Give only the count of lines containing "выплаты".

--*--

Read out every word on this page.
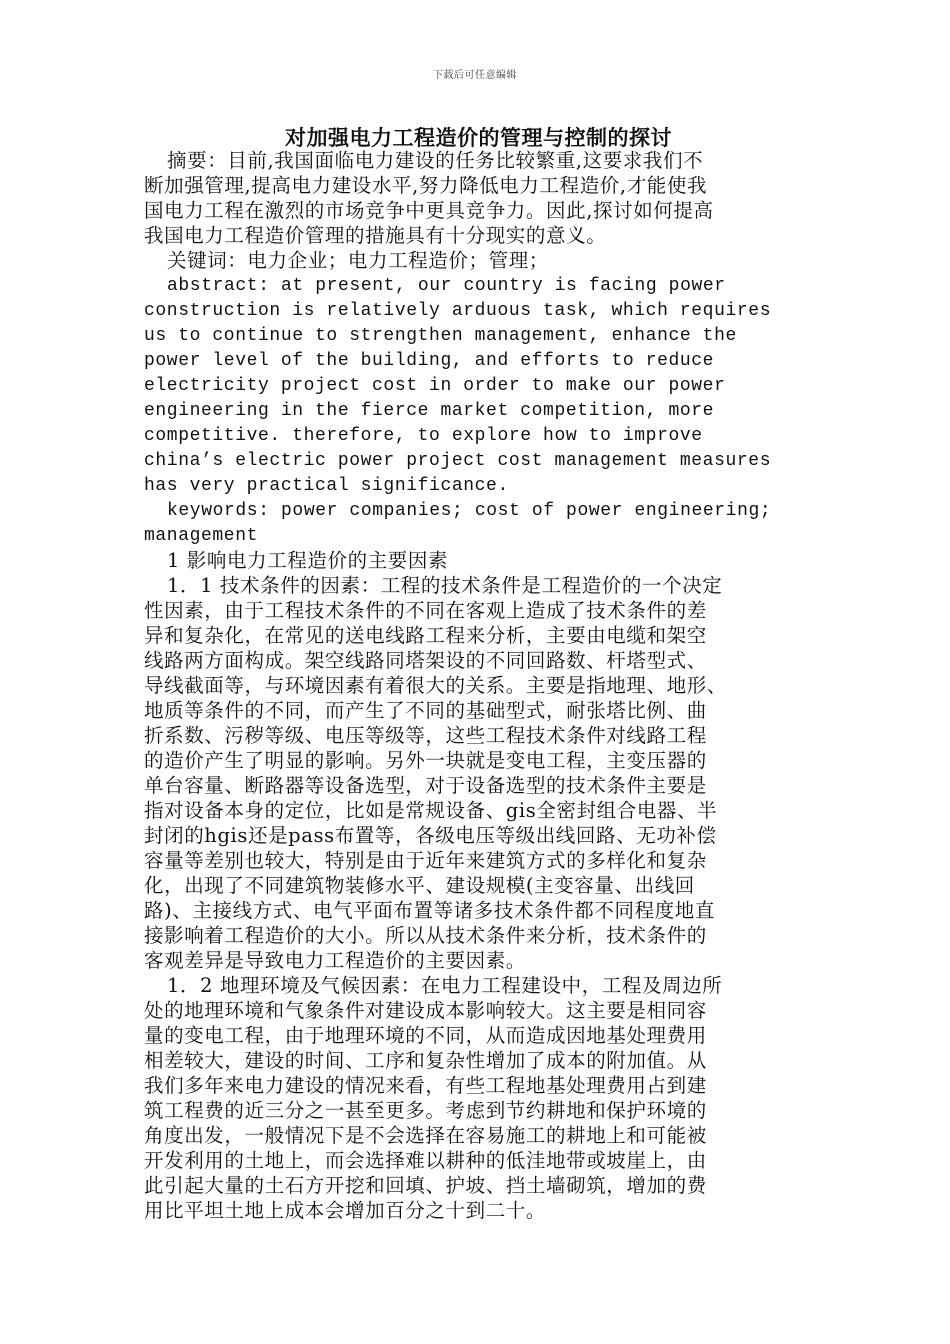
下载后可任意编辑
对加强电力工程造价的管理与控制的探讨
摘要：目前,我国面临电力建设的任务比较繁重,这要求我们不
断加强管理,提高电力建设水平,努力降低电力工程造价,才能使我
国电力工程在激烈的市场竞争中更具竞争力。因此,探讨如何提高
我国电力工程造价管理的措施具有十分现实的意义。
关键词：电力企业；电力工程造价；管理；
abstract: at present, our country is facing power
construction is relatively arduous task, which requires
us to continue to strengthen management, enhance the
power level of the building, and efforts to reduce
electricity project cost in order to make our power
engineering in the fierce market competition, more
competitive. therefore, to explore how to improve
china’s electric power project cost management measures
has very practical significance.
keywords: power companies; cost of power engineering;
management
1 影响电力工程造价的主要因素
1．1 技术条件的因素：工程的技术条件是工程造价的一个决定
性因素，由于工程技术条件的不同在客观上造成了技术条件的差
异和复杂化，在常见的送电线路工程来分析，主要由电缆和架空
线路两方面构成。架空线路同塔架设的不同回路数、杆塔型式、
导线截面等，与环境因素有着很大的关系。主要是指地理、地形、
地质等条件的不同，而产生了不同的基础型式，耐张塔比例、曲
折系数、污秽等级、电压等级等，这些工程技术条件对线路工程
的造价产生了明显的影响。另外一块就是变电工程，主变压器的
单台容量、断路器等设备选型，对于设备选型的技术条件主要是
指对设备本身的定位，比如是常规设备、gis全密封组合电器、半
封闭的hgis还是pass布置等，各级电压等级出线回路、无功补偿
容量等差别也较大，特别是由于近年来建筑方式的多样化和复杂
化，出现了不同建筑物装修水平、建设规模(主变容量、出线回
路)、主接线方式、电气平面布置等诸多技术条件都不同程度地直
接影响着工程造价的大小。所以从技术条件来分析，技术条件的
客观差异是导致电力工程造价的主要因素。
1．2 地理环境及气候因素：在电力工程建设中，工程及周边所
处的地理环境和气象条件对建设成本影响较大。这主要是相同容
量的变电工程，由于地理环境的不同，从而造成因地基处理费用
相差较大，建设的时间、工序和复杂性增加了成本的附加值。从
我们多年来电力建设的情况来看，有些工程地基处理费用占到建
筑工程费的近三分之一甚至更多。考虑到节约耕地和保护环境的
角度出发，一般情况下是不会选择在容易施工的耕地上和可能被
开发利用的土地上，而会选择难以耕种的低洼地带或坡崖上，由
此引起大量的土石方开挖和回填、护坡、挡土墙砌筑，增加的费
用比平坦土地上成本会增加百分之十到二十。
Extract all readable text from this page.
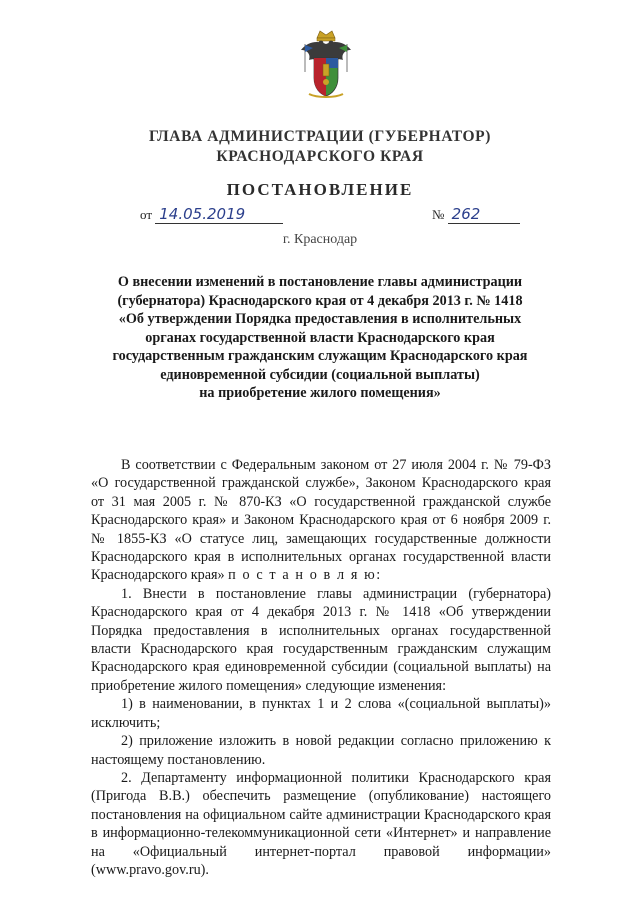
ГЛАВА АДМИНИСТРАЦИИ (ГУБЕРНАТОР)
КРАСНОДАРСКОГО КРАЯ
ПОСТАНОВЛЕНИЕ
от 14.05.2019	№ 262
г. Краснодар
О внесении изменений в постановление главы администрации
(губернатора) Краснодарского края от 4 декабря 2013 г. № 1418
«Об утверждении Порядка предоставления в исполнительных
органах государственной власти Краснодарского края
государственным гражданским служащим Краснодарского края
единовременной субсидии (социальной выплаты)
на приобретение жилого помещения»

В соответствии с Федеральным законом от 27 июля 2004 г. № 79-ФЗ «О государственной гражданской службе», Законом Краснодарского края от 31 мая 2005 г. № 870-КЗ «О государственной гражданской службе Краснодарского края» и Законом Краснодарского края от 6 ноября 2009 г. № 1855-КЗ «О статусе лиц, замещающих государственные должности Краснодарского края в исполнительных органах государственной власти Краснодарского края» п о с т а н о в л я ю:

1. Внести в постановление главы администрации (губернатора) Краснодарского края от 4 декабря 2013 г. № 1418 «Об утверждении Порядка предоставления в исполнительных органах государственной власти Краснодарского края государственным гражданским служащим Краснодарского края единовременной субсидии (социальной выплаты) на приобретение жилого помещения» следующие изменения:

1) в наименовании, в пунктах 1 и 2 слова «(социальной выплаты)» исключить;

2) приложение изложить в новой редакции согласно приложению к настоящему постановлению.

2. Департаменту информационной политики Краснодарского края (Пригода В.В.) обеспечить размещение (опубликование) настоящего постановления на официальном сайте администрации Краснодарского края в информационно-телекоммуникационной сети «Интернет» и направление на «Официальный интернет-портал правовой информации» (www.pravo.gov.ru).
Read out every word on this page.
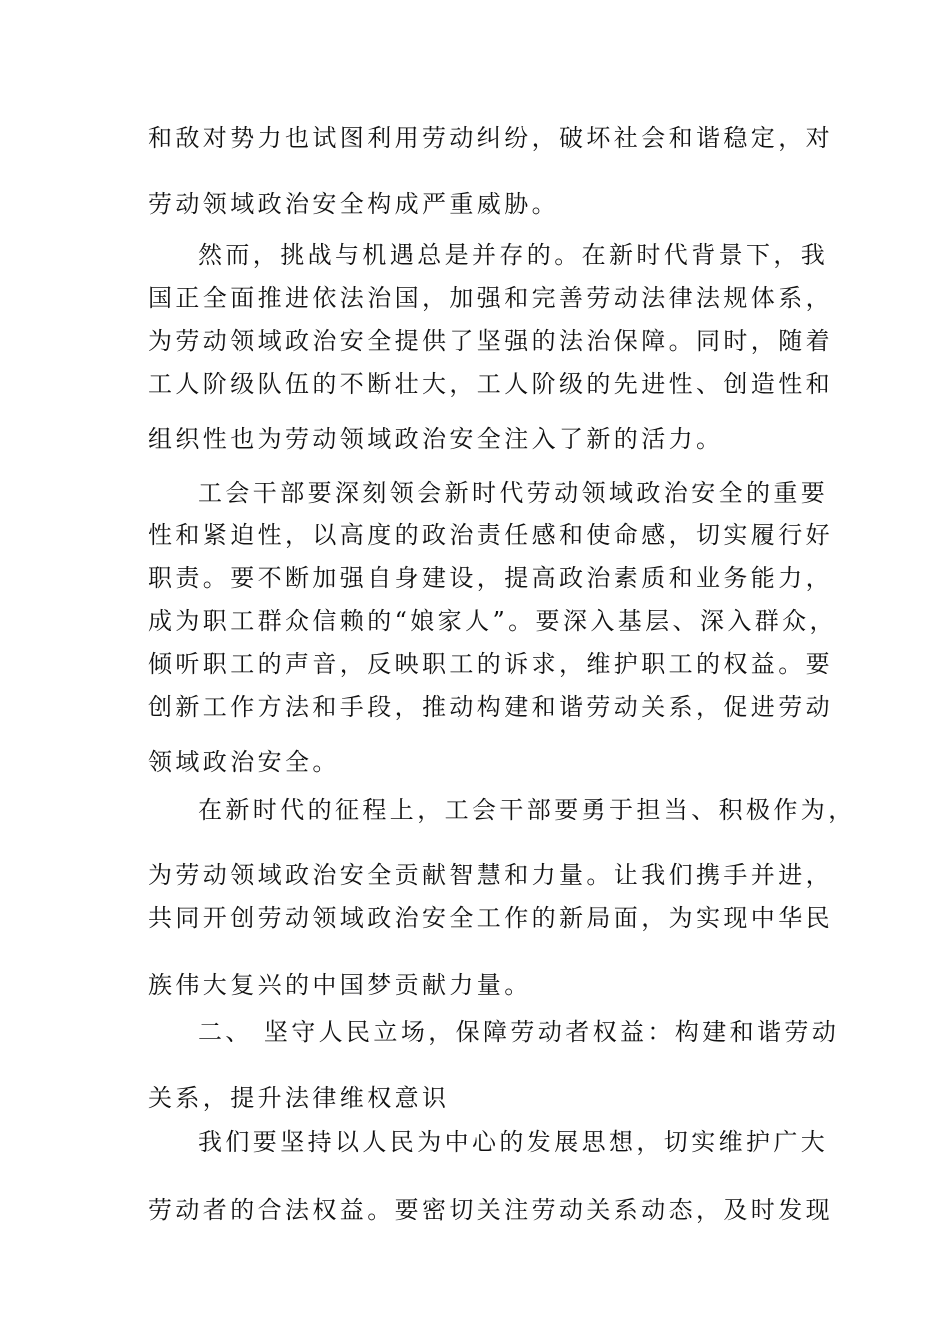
和敌对势力也试图利用劳动纠纷，破坏社会和谐稳定，对
劳动领域政治安全构成严重威胁。
然而，挑战与机遇总是并存的。在新时代背景下，我
国正全面推进依法治国，加强和完善劳动法律法规体系，
为劳动领域政治安全提供了坚强的法治保障。同时，随着
工人阶级队伍的不断壮大，工人阶级的先进性、创造性和
组织性也为劳动领域政治安全注入了新的活力。
工会干部要深刻领会新时代劳动领域政治安全的重要
性和紧迫性，以高度的政治责任感和使命感，切实履行好
职责。要不断加强自身建设，提高政治素质和业务能力，
成为职工群众信赖的“娘家人”。要深入基层、深入群众，
倾听职工的声音，反映职工的诉求，维护职工的权益。要
创新工作方法和手段，推动构建和谐劳动关系，促进劳动
领域政治安全。
在新时代的征程上，工会干部要勇于担当、积极作为，
为劳动领域政治安全贡献智慧和力量。让我们携手并进，
共同开创劳动领域政治安全工作的新局面，为实现中华民
族伟大复兴的中国梦贡献力量。
二、 坚守人民立场，保障劳动者权益：构建和谐劳动
关系，提升法律维权意识
我们要坚持以人民为中心的发展思想，切实维护广大
劳动者的合法权益。要密切关注劳动关系动态，及时发现
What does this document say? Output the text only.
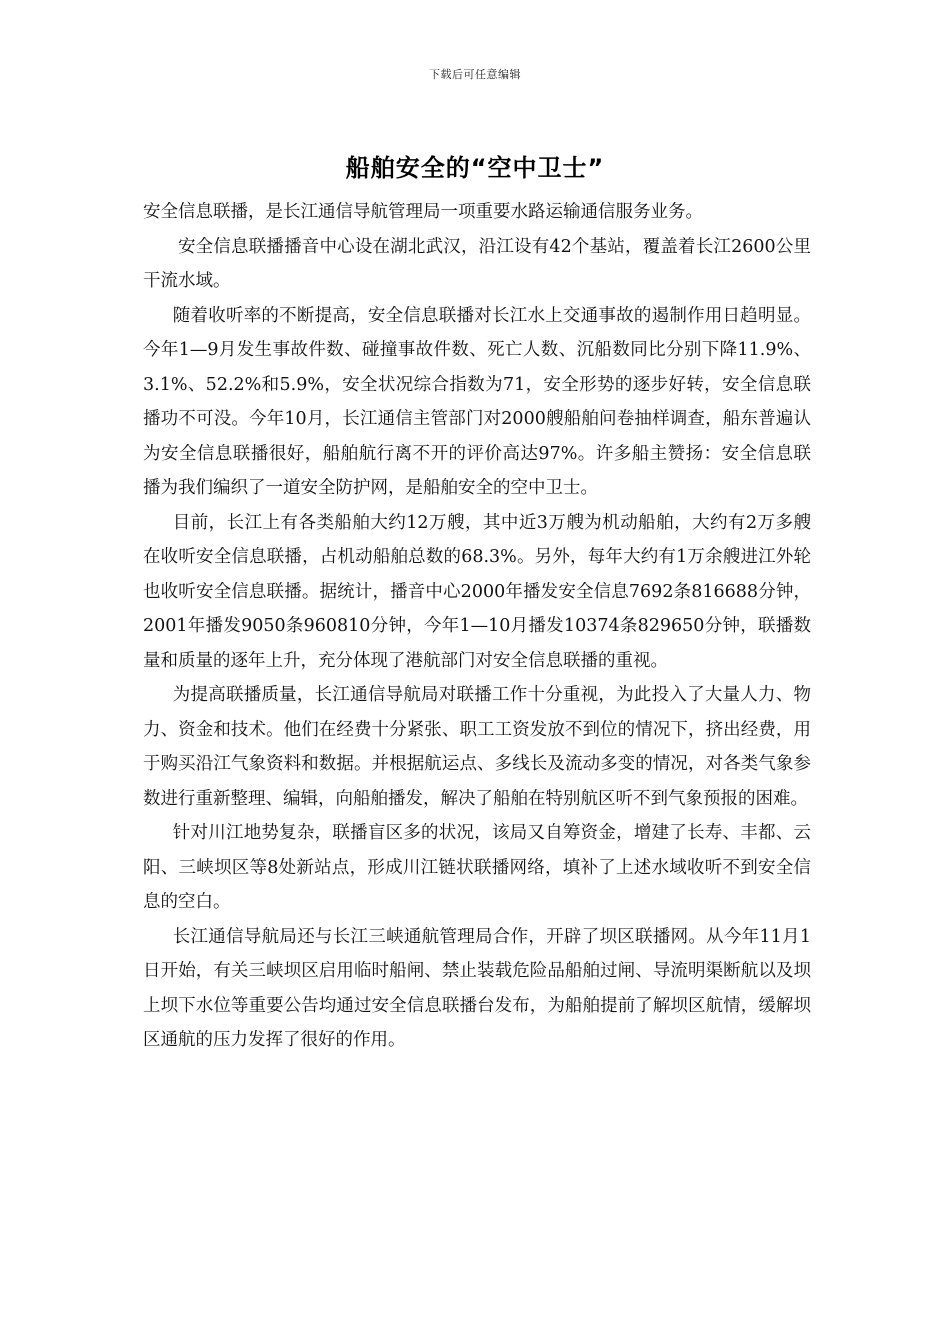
下载后可任意编辑
船舶安全的“空中卫士”

安全信息联播，是长江通信导航管理局一项重要水路运输通信服务业务。

安全信息联播播音中心设在湖北武汉，沿江设有42个基站，覆盖着长江2600公里干流水域。

随着收听率的不断提高，安全信息联播对长江水上交通事故的遏制作用日趋明显。今年1—9月发生事故件数、碰撞事故件数、死亡人数、沉船数同比分别下降11.9%、3.1%、52.2%和5.9%，安全状况综合指数为71，安全形势的逐步好转，安全信息联播功不可没。今年10月，长江通信主管部门对2000艘船舶问卷抽样调查，船东普遍认为安全信息联播很好，船舶航行离不开的评价高达97%。许多船主赞扬：安全信息联播为我们编织了一道安全防护网，是船舶安全的空中卫士。

目前，长江上有各类船舶大约12万艘，其中近3万艘为机动船舶，大约有2万多艘在收听安全信息联播，占机动船舶总数的68.3%。另外，每年大约有1万余艘进江外轮也收听安全信息联播。据统计，播音中心2000年播发安全信息7692条816688分钟，2001年播发9050条960810分钟，今年1—10月播发10374条829650分钟，联播数量和质量的逐年上升，充分体现了港航部门对安全信息联播的重视。

为提高联播质量，长江通信导航局对联播工作十分重视，为此投入了大量人力、物力、资金和技术。他们在经费十分紧张、职工工资发放不到位的情况下，挤出经费，用于购买沿江气象资料和数据。并根据航运点、多线长及流动多变的情况，对各类气象参数进行重新整理、编辑，向船舶播发，解决了船舶在特别航区听不到气象预报的困难。

针对川江地势复杂，联播盲区多的状况，该局又自筹资金，增建了长寿、丰都、云阳、三峡坝区等8处新站点，形成川江链状联播网络，填补了上述水域收听不到安全信息的空白。

长江通信导航局还与长江三峡通航管理局合作，开辟了坝区联播网。从今年11月1日开始，有关三峡坝区启用临时船闸、禁止装载危险品船舶过闸、导流明渠断航以及坝上坝下水位等重要公告均通过安全信息联播台发布，为船舶提前了解坝区航情，缓解坝区通航的压力发挥了很好的作用。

--*--

◆ **Reply to the task**
3